What the task requires
Repeat each record exactly as written, and drop any images.

Records from a dataset:
* * *

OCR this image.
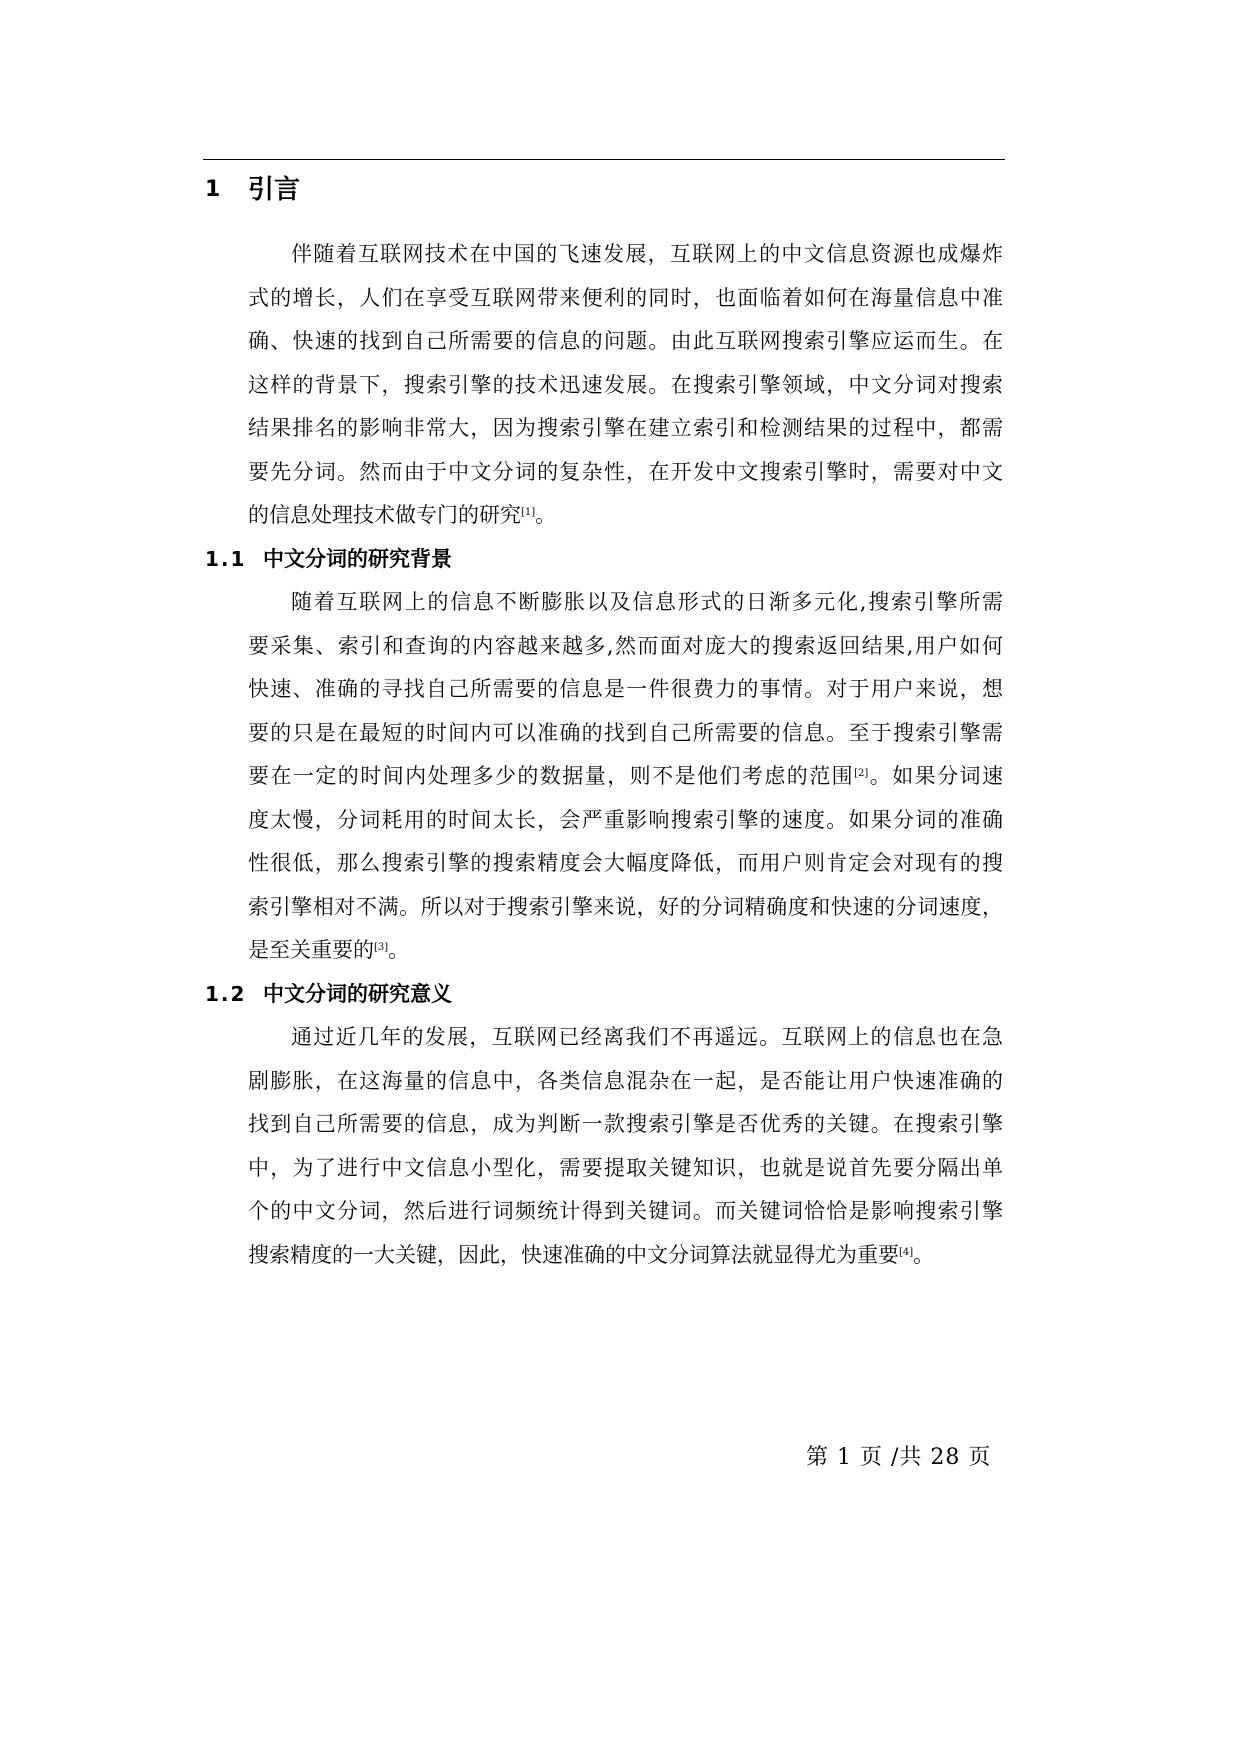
1 引言
伴随着互联网技术在中国的飞速发展，互联网上的中文信息资源也成爆炸
式的增长，人们在享受互联网带来便利的同时，也面临着如何在海量信息中准
确、快速的找到自己所需要的信息的问题。由此互联网搜索引擎应运而生。在
这样的背景下，搜索引擎的技术迅速发展。在搜索引擎领域，中文分词对搜索
结果排名的影响非常大，因为搜索引擎在建立索引和检测结果的过程中，都需
要先分词。然而由于中文分词的复杂性，在开发中文搜索引擎时，需要对中文
的信息处理技术做专门的研究[1]。
1.1 中文分词的研究背景
随着互联网上的信息不断膨胀以及信息形式的日渐多元化,搜索引擎所需
要采集、索引和查询的内容越来越多,然而面对庞大的搜索返回结果,用户如何
快速、准确的寻找自己所需要的信息是一件很费力的事情。对于用户来说，想
要的只是在最短的时间内可以准确的找到自己所需要的信息。至于搜索引擎需
要在一定的时间内处理多少的数据量，则不是他们考虑的范围[2]。如果分词速
度太慢，分词耗用的时间太长，会严重影响搜索引擎的速度。如果分词的准确
性很低，那么搜索引擎的搜索精度会大幅度降低，而用户则肯定会对现有的搜
索引擎相对不满。所以对于搜索引擎来说，好的分词精确度和快速的分词速度，
是至关重要的[3]。
1.2 中文分词的研究意义
通过近几年的发展，互联网已经离我们不再遥远。互联网上的信息也在急
剧膨胀，在这海量的信息中，各类信息混杂在一起，是否能让用户快速准确的
找到自己所需要的信息，成为判断一款搜索引擎是否优秀的关键。在搜索引擎
中，为了进行中文信息小型化，需要提取关键知识，也就是说首先要分隔出单
个的中文分词，然后进行词频统计得到关键词。而关键词恰恰是影响搜索引擎
搜索精度的一大关键，因此，快速准确的中文分词算法就显得尤为重要[4]。
第 1 页 /共 28 页
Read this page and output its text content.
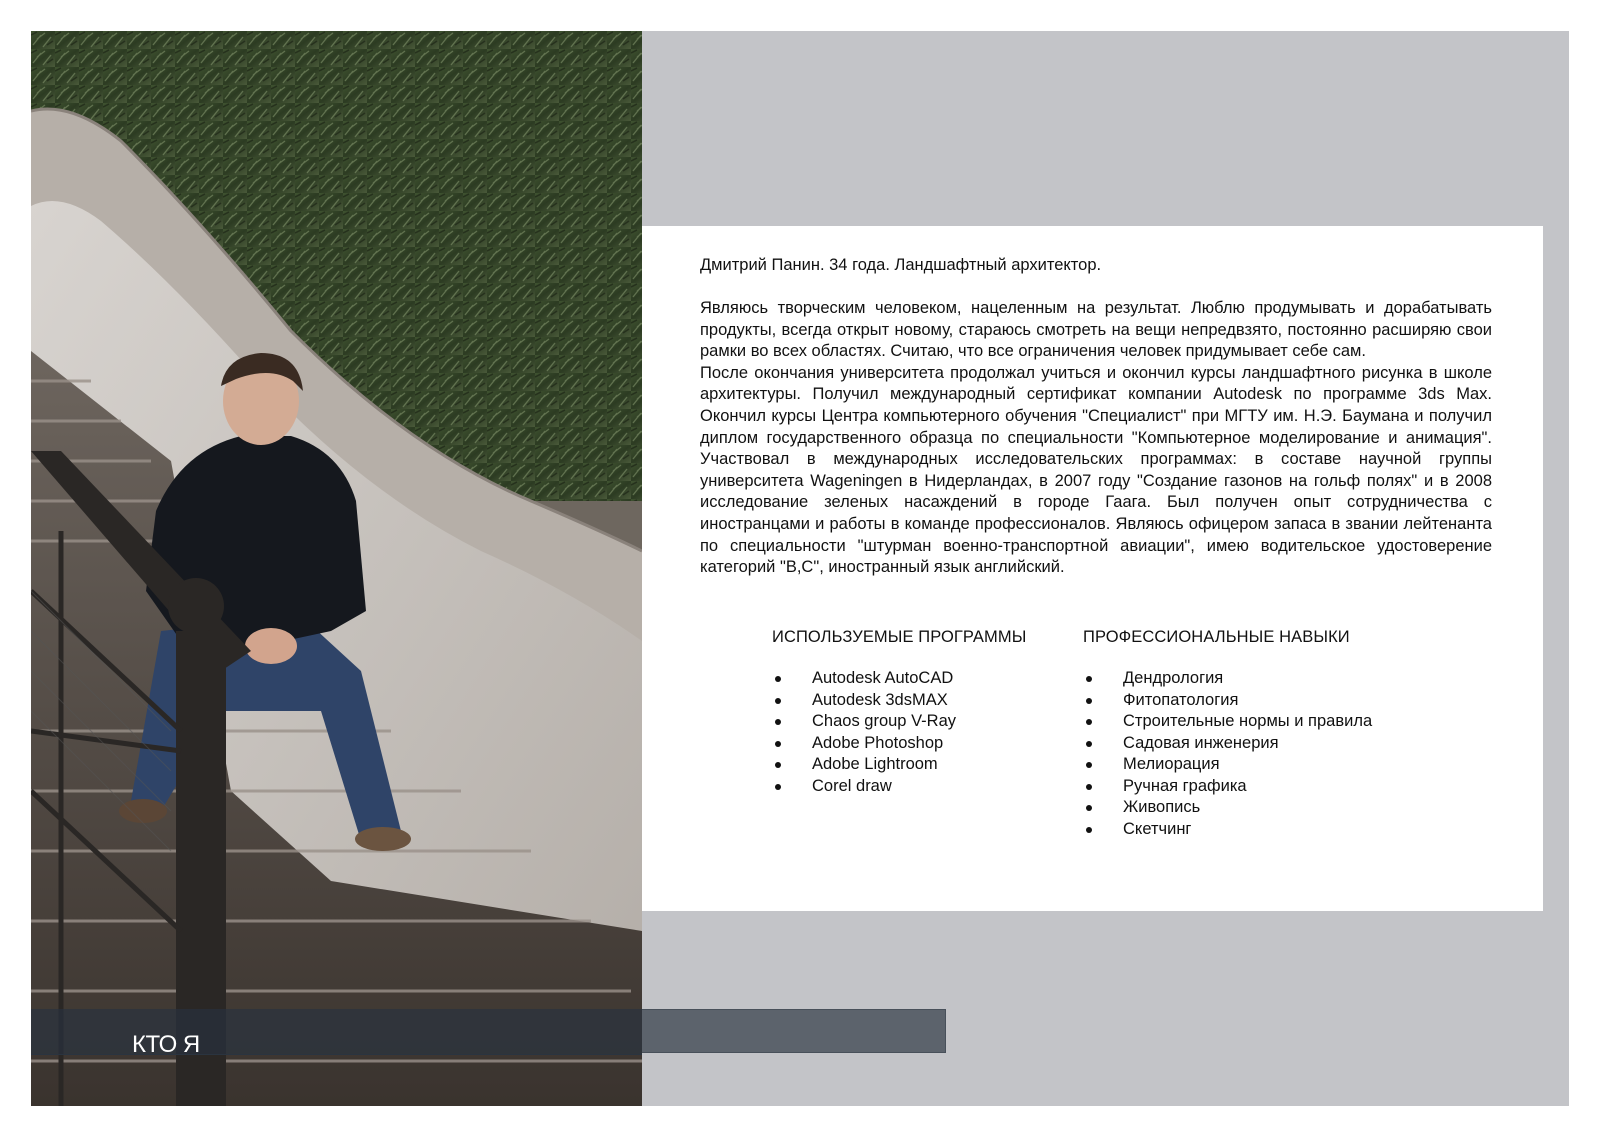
Дмитрий Панин. 34 года. Ландшафтный архитектор.

Являюсь творческим человеком, нацеленным на результат. Люблю продумывать и дорабатывать продукты, всегда открыт новому, стараюсь смотреть на вещи непредвзято, постоянно расширяю свои рамки во всех областях. Считаю, что все ограничения человек придумывает себе сам.

После окончания университета продолжал учиться и окончил курсы ландшафтного рисунка в школе архитектуры. Получил международный сертификат компании Autodesk по программе 3ds Max. Окончил курсы Центра компьютерного обучения "Специалист" при МГТУ им. Н.Э. Баумана и получил диплом государственного образца по специальности "Компьютерное моделирование и анимация". Участвовал в международных исследовательских программах: в составе научной группы университета Wageningen в Нидерландах, в 2007 году "Создание газонов на гольф полях" и в 2008 исследование зеленых насаждений в городе Гаага. Был получен опыт сотрудничества с иностранцами и работы в команде профессионалов. Являюсь офицером запаса в звании лейтенанта по специальности "штурман военно-транспортной авиации", имею водительское удостоверение категорий "В,С", иностранный язык английский.

ИСПОЛЬЗУЕМЫЕ ПРОГРАММЫ
Autodesk AutoCAD
Autodesk 3dsMAX
Chaos group V-Ray
Adobe Photoshop
Adobe Lightroom
Corel draw
ПРОФЕССИОНАЛЬНЫЕ НАВЫКИ
Дендрология
Фитопатология
Строительные нормы и правила
Садовая инженерия
Мелиорация
Ручная графика
Живопись
Скетчинг
КТО Я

* * *

Answer
OCR this image.
1 引言
伴随着互联网技术在中国的飞速发展，互联网上的中文信息资源也成爆炸
式的增长，人们在享受互联网带来便利的同时，也面临着如何在海量信息中准
确、快速的找到自己所需要的信息的问题。由此互联网搜索引擎应运而生。在
这样的背景下，搜索引擎的技术迅速发展。在搜索引擎领域，中文分词对搜索
结果排名的影响非常大，因为搜索引擎在建立索引和检测结果的过程中，都需
要先分词。然而由于中文分词的复杂性，在开发中文搜索引擎时，需要对中文
的信息处理技术做专门的研究[1]。
1.1 中文分词的研究背景
随着互联网上的信息不断膨胀以及信息形式的日渐多元化,搜索引擎所需
要采集、索引和查询的内容越来越多,然而面对庞大的搜索返回结果,用户如何
快速、准确的寻找自己所需要的信息是一件很费力的事情。对于用户来说，想
要的只是在最短的时间内可以准确的找到自己所需要的信息。至于搜索引擎需
要在一定的时间内处理多少的数据量，则不是他们考虑的范围[2]。如果分词速
度太慢，分词耗用的时间太长，会严重影响搜索引擎的速度。如果分词的准确
性很低，那么搜索引擎的搜索精度会大幅度降低，而用户则肯定会对现有的搜
索引擎相对不满。所以对于搜索引擎来说，好的分词精确度和快速的分词速度，
是至关重要的[3]。
1.2 中文分词的研究意义
通过近几年的发展，互联网已经离我们不再遥远。互联网上的信息也在急
剧膨胀，在这海量的信息中，各类信息混杂在一起，是否能让用户快速准确的
找到自己所需要的信息，成为判断一款搜索引擎是否优秀的关键。在搜索引擎
中，为了进行中文信息小型化，需要提取关键知识，也就是说首先要分隔出单
个的中文分词，然后进行词频统计得到关键词。而关键词恰恰是影响搜索引擎
搜索精度的一大关键，因此，快速准确的中文分词算法就显得尤为重要[4]。
第 1 页 /共 28 页
Read this page and output its text content.
Дмитрий Панин. 34 года. Ландшафтный архитектор.

Являюсь творческим человеком, нацеленным на результат. Люблю продумывать и дорабатывать продукты, всегда открыт новому, стараюсь смотреть на вещи непредвзято, постоянно расширяю свои рамки во всех областях. Считаю, что все ограничения человек придумывает себе сам.

После окончания университета продолжал учиться и окончил курсы ландшафтного рисунка в школе архитектуры. Получил международный сертификат компании Autodesk по программе 3ds Max. Окончил курсы Центра компьютерного обучения "Специалист" при МГТУ им. Н.Э. Баумана и получил диплом государственного образца по специальности "Компьютерное моделирование и анимация". Участвовал в международных исследовательских программах: в составе научной группы университета Wageningen в Нидерландах, в 2007 году "Создание газонов на гольф полях" и в 2008 исследование зеленых насаждений в городе Гаага. Был получен опыт сотрудничества с иностранцами и работы в команде профессионалов. Являюсь офицером запаса в звании лейтенанта по специальности "штурман военно-транспортной авиации", имею водительское удостоверение категорий "В,С", иностранный язык английский.

ИСПОЛЬЗУЕМЫЕ ПРОГРАММЫ
Autodesk AutoCAD
Autodesk 3dsMAX
Chaos group V-Ray
Adobe Photoshop
Adobe Lightroom
Corel draw
ПРОФЕССИОНАЛЬНЫЕ НАВЫКИ
Дендрология
Фитопатология
Строительные нормы и правила
Садовая инженерия
Мелиорация
Ручная графика
Живопись
Скетчинг
КТО Я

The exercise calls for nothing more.